▶ _Directive_:
Print every record below exactly as written.
━━━ Data for processing
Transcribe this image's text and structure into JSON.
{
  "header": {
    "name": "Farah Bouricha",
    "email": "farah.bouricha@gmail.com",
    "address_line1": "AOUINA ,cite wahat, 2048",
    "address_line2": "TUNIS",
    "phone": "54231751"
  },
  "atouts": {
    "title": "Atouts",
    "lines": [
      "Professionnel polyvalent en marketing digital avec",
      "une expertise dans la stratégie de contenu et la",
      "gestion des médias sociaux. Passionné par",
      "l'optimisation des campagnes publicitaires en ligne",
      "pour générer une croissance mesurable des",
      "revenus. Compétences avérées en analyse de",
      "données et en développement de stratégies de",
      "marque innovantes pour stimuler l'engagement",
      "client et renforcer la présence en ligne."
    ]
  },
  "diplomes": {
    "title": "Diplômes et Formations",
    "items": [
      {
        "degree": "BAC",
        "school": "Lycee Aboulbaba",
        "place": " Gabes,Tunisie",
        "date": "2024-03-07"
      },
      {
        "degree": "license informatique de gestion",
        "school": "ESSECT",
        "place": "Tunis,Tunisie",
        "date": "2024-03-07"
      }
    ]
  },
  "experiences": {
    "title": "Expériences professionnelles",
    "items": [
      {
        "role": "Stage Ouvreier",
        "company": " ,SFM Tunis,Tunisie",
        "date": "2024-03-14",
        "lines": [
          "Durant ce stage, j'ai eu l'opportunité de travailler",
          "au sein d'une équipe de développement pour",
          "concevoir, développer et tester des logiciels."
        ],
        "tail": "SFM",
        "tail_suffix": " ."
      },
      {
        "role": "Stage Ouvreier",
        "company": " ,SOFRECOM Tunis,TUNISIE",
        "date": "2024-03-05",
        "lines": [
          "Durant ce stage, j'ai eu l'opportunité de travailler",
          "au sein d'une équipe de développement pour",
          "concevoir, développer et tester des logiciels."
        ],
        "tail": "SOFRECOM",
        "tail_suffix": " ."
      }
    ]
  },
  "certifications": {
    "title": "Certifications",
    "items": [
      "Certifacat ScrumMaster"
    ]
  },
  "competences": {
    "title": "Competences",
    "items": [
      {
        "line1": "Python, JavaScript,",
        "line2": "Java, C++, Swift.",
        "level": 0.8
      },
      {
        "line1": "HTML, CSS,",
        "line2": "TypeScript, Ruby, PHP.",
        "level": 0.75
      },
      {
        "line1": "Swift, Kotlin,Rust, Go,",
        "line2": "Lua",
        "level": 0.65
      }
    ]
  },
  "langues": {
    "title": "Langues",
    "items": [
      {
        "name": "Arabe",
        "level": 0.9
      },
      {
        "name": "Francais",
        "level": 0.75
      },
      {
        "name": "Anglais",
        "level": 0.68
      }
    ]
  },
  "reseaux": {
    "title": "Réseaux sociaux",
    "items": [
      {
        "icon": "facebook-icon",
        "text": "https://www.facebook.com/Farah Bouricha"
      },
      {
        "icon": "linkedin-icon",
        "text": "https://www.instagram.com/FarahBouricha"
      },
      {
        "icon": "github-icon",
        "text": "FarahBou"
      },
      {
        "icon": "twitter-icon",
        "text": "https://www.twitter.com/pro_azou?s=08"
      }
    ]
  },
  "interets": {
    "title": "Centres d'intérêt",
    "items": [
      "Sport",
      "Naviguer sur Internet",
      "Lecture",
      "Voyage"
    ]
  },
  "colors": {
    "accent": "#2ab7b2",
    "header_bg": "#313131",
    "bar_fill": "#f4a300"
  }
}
━━━━━━
▶ _Result below_:
Transcribe this image's text and structure into JSON.
{
  "header": {
    "name": "Farah Bouricha",
    "email": "farah.bouricha@gmail.com",
    "address_line1": "AOUINA ,cite wahat, 2048",
    "address_line2": "TUNIS",
    "phone": "54231751"
  },
  "atouts": {
    "title": "Atouts",
    "lines": [
      "Professionnel polyvalent en marketing digital avec",
      "une expertise dans la stratégie de contenu et la",
      "gestion des médias sociaux. Passionné par",
      "l'optimisation des campagnes publicitaires en ligne",
      "pour générer une croissance mesurable des",
      "revenus. Compétences avérées en analyse de",
      "données et en développement de stratégies de",
      "marque innovantes pour stimuler l'engagement",
      "client et renforcer la présence en ligne."
    ]
  },
  "diplomes": {
    "title": "Diplômes et Formations",
    "items": [
      {
        "degree": "BAC",
        "school": "Lycee Aboulbaba",
        "place": " Gabes,Tunisie",
        "date": "2024-03-07"
      },
      {
        "degree": "license informatique de gestion",
        "school": "ESSECT",
        "place": "Tunis,Tunisie",
        "date": "2024-03-07"
      }
    ]
  },
  "experiences": {
    "title": "Expériences professionnelles",
    "items": [
      {
        "role": "Stage Ouvreier",
        "company": " ,SFM Tunis,Tunisie",
        "date": "2024-03-14",
        "lines": [
          "Durant ce stage, j'ai eu l'opportunité de travailler",
          "au sein d'une équipe de développement pour",
          "concevoir, développer et tester des logiciels."
        ],
        "tail": "SFM",
        "tail_suffix": " ."
      },
      {
        "role": "Stage Ouvreier",
        "company": " ,SOFRECOM Tunis,TUNISIE",
        "date": "2024-03-05",
        "lines": [
          "Durant ce stage, j'ai eu l'opportunité de travailler",
          "au sein d'une équipe de développement pour",
          "concevoir, développer et tester des logiciels."
        ],
        "tail": "SOFRECOM",
        "tail_suffix": " ."
      }
    ]
  },
  "certifications": {
    "title": "Certifications",
    "items": [
      "Certifacat ScrumMaster"
    ]
  },
  "competences": {
    "title": "Competences",
    "items": [
      {
        "line1": "Python, JavaScript,",
        "line2": "Java, C++, Swift.",
        "level": 0.8
      },
      {
        "line1": "HTML, CSS,",
        "line2": "TypeScript, Ruby, PHP.",
        "level": 0.75
      },
      {
        "line1": "Swift, Kotlin,Rust, Go,",
        "line2": "Lua",
        "level": 0.65
      }
    ]
  },
  "langues": {
    "title": "Langues",
    "items": [
      {
        "name": "Arabe",
        "level": 0.9
      },
      {
        "name": "Francais",
        "level": 0.75
      },
      {
        "name": "Anglais",
        "level": 0.68
      }
    ]
  },
  "reseaux": {
    "title": "Réseaux sociaux",
    "items": [
      {
        "icon": "facebook-icon",
        "text": "https://www.facebook.com/Farah Bouricha"
      },
      {
        "icon": "linkedin-icon",
        "text": "https://www.instagram.com/FarahBouricha"
      },
      {
        "icon": "github-icon",
        "text": "FarahBou"
      },
      {
        "icon": "twitter-icon",
        "text": "https://www.twitter.com/pro_azou?s=08"
      }
    ]
  },
  "interets": {
    "title": "Centres d'intérêt",
    "items": [
      "Sport",
      "Naviguer sur Internet",
      "Lecture",
      "Voyage"
    ]
  },
  "colors": {
    "accent": "#2ab7b2",
    "header_bg": "#313131",
    "bar_fill": "#f4a300"
  }
}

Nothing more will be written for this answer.